→ **DESCRIZIONE DEL PROBLEMA**
Trascrivi di nuovo il passo dell'articolo sull'incontro tra il patriarca ecumenico e il papa, iniziando da "Il patriarcato di" e proseguendo fino a "VI (gennaio 1964).", ma cambia "Atenagora" in "Atenagora I".

→ **ESTRATTO DEL TESTO**
#####

Com'è comprensibile, ci sono stati diversi articoli, podcast, comunicati stampa, video e altri media nelle ultime settimane riguardo all'incontro tra il patriarca ecumenico Bartolomeo e papa Francesco, l'attuale arcivescovo della città della vecchia Roma.
Il patriarcato di Costantinopoli non ha badato a spese nella promozione di questo evento, che commemora il cinquantesimo anniversario di una riunione analoga a Gerusalemme tra il patriarca ecumenico Atenagora e papa Paolo VI (gennaio 1964).
Per molti, questo evento è poco più che una commemorazione ben sfruttata di un ramo d'olivo esteso tra queste due antiche fedi cristiane. Per altri, al centro della scena sta la preoccupazione per il futuro delle loro rispettive chiese. Questo evento sarà utilizzato come stimolo per un compromesso dottrinale? Il futuro dell'Ortodossia o del Cattolicesimo romano si troverà in bilico come risultato di questo scambio di convenevoli?
Quello che mi preoccupa di più non è l'evento in particolare, ma il linguaggio e le dichiarazioni di coloro che stanno su entrambi i lati del proverbiale 'recinto' ecumenico. Sono pienamente a favore di un 'dialogo dell'amore' e del rispetto reciproco tra le due Rome – la vecchia e la nuova. Ma quando si tratta di compromesso dottrinale o addirittura di dialogo, dobbiamo essere molto più attenti. La Roma post-dottrinale del Vaticano II non è più la 'noiosa' Chiesa tridentina, ma questo significa che è molto più scivolosa.
Il copione di questo dialogo non è una novità. Tornando ai Concili di Basilea, Ferrara e Firenze alla metà del XV secolo, i tentativi di riunificazione delle Chiese ortodosse dell'Oriente e la sede di Roma hanno un passato storico. Ma in ogni epoca e a ogni turno, è emerso un santo a proteggere la fede apostolica nonostante i frenetici tentativi di inaugurarne la scomparsa. Mentre alcuni nell'epoca del pluralismo potrebbero preferire di dimenticarli, la Chiesa onora tre di questi santi come "pilastri dell'Ortodossia".
Nonostante tutti i loro tentativi, le porte degli inferi devono ancora prevalere contro la Chiesa di Gesù Cristo. E se dobbiamo credere al Figlio di Dio, non prevarranno mai. Questo è un importante, fondamentale articolo di fede cristiana – non è tangenziale o secondario. L'ecclesiologia è cristologia, e quando cominciamo a separare le due, cominciamo a separare la Chiesa dal suo stesso capo e dalla sua stessa vita. Questo non è 'estremismo' – è l'ABC del cristianesimo. Questa è la confessione che facciamo al nostro battesimo.
Il professor Aleksej Osipov
Nel settembre del 2000, l'eminente professor Aleksej Osipov (docente dell'Accademia teologica di Mosca) ha tenuto una conferenza sui "fondamenti della teologia". Nel suo discorso, il professor Osipov si è focalizzato sulle differenze tra Roma e l'Ortodossia e su ciò che ci separa oggi – sappiamo ciò che ci separava nel X, XIII, e perfino nel XIX secolo; ma che dire di oggi?

#####

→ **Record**

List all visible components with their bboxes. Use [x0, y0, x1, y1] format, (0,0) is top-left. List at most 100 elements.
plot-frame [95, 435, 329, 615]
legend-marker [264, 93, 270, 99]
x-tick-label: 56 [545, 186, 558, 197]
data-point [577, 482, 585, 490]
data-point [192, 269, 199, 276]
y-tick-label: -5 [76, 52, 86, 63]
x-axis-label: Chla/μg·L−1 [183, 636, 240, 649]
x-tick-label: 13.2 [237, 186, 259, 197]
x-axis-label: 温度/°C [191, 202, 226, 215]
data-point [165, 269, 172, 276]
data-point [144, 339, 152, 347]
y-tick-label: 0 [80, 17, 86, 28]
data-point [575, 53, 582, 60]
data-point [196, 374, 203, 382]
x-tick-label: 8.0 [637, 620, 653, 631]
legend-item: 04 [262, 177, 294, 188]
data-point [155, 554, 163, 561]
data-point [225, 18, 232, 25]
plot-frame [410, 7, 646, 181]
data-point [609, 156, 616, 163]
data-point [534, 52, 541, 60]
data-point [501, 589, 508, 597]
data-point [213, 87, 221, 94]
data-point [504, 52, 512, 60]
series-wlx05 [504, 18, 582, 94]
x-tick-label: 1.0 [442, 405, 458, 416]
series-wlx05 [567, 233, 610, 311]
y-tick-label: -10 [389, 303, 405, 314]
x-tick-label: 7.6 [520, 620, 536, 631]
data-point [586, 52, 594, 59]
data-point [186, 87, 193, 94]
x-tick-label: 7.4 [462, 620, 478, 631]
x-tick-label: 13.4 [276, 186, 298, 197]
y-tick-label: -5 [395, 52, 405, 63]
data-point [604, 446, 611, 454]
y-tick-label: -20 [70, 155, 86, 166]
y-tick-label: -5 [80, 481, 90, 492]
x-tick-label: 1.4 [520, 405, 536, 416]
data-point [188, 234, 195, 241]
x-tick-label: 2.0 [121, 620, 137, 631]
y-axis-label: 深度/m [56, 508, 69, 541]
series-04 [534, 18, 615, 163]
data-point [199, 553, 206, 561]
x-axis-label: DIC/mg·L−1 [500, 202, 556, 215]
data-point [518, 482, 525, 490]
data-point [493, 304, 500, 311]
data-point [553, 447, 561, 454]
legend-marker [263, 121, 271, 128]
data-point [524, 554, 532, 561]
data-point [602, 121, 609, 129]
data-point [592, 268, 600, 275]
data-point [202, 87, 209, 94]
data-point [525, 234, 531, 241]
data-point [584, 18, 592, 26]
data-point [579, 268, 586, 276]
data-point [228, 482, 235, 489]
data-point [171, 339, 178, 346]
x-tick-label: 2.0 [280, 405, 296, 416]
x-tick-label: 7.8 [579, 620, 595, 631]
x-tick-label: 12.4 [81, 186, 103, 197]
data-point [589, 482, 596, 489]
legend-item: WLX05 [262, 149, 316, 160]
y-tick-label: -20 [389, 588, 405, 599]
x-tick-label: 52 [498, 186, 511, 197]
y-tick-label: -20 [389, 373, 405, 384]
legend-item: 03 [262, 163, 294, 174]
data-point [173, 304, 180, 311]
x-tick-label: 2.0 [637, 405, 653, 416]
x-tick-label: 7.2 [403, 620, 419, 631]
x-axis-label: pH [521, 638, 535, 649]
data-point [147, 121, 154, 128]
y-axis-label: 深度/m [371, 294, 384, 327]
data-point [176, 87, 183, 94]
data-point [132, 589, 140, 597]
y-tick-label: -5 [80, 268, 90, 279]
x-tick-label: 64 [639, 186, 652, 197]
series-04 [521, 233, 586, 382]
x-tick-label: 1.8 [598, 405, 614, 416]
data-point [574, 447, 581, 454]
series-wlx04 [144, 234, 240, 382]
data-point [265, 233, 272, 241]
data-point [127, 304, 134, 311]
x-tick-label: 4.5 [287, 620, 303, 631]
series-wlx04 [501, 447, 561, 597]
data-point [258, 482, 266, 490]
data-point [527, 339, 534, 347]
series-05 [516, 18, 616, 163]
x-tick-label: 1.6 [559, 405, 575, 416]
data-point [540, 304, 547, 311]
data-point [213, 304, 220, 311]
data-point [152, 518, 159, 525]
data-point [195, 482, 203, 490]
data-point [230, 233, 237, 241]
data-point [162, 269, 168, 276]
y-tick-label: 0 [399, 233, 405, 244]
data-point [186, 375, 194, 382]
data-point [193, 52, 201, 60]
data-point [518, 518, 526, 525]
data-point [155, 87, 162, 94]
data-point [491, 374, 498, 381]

#####

→ **RISPOSTA CORRETTA**
Il patriarcato di Costantinopoli non ha badato a spese nella promozione di questo evento, che commemora il cinquantesimo anniversario di una riunione analoga a Gerusalemme tra il patriarca ecumenico Atenagora I e papa Paolo VI (gennaio 1964).